Give back every line exactly as it appears, pictures excluded.

----- EXTRACTED INFORMATION

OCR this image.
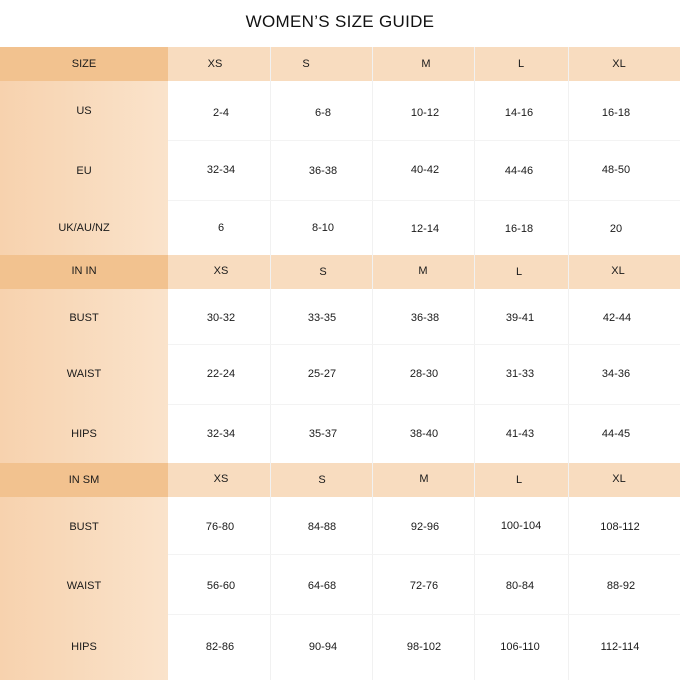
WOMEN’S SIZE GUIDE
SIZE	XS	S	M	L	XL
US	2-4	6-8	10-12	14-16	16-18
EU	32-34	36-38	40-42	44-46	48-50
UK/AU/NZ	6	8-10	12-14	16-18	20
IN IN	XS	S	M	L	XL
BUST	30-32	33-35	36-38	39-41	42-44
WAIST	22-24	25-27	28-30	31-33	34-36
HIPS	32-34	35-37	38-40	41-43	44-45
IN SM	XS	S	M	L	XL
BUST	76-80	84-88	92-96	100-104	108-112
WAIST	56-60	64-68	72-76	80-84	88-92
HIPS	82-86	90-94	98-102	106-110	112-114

----------

§ SOLUTION TO THIS PROBLEM
OCR this image.
WOMEN’S SIZE GUIDE
SIZE	XS	S	M	L	XL
US	2-4	6-8	10-12	14-16	16-18
EU	32-34	36-38	40-42	44-46	48-50
UK/AU/NZ	6	8-10	12-14	16-18	20
IN IN	XS	S	M	L	XL
BUST	30-32	33-35	36-38	39-41	42-44
WAIST	22-24	25-27	28-30	31-33	34-36
HIPS	32-34	35-37	38-40	41-43	44-45
IN SM	XS	S	M	L	XL
BUST	76-80	84-88	92-96	100-104	108-112
WAIST	56-60	64-68	72-76	80-84	88-92
HIPS	82-86	90-94	98-102	106-110	112-114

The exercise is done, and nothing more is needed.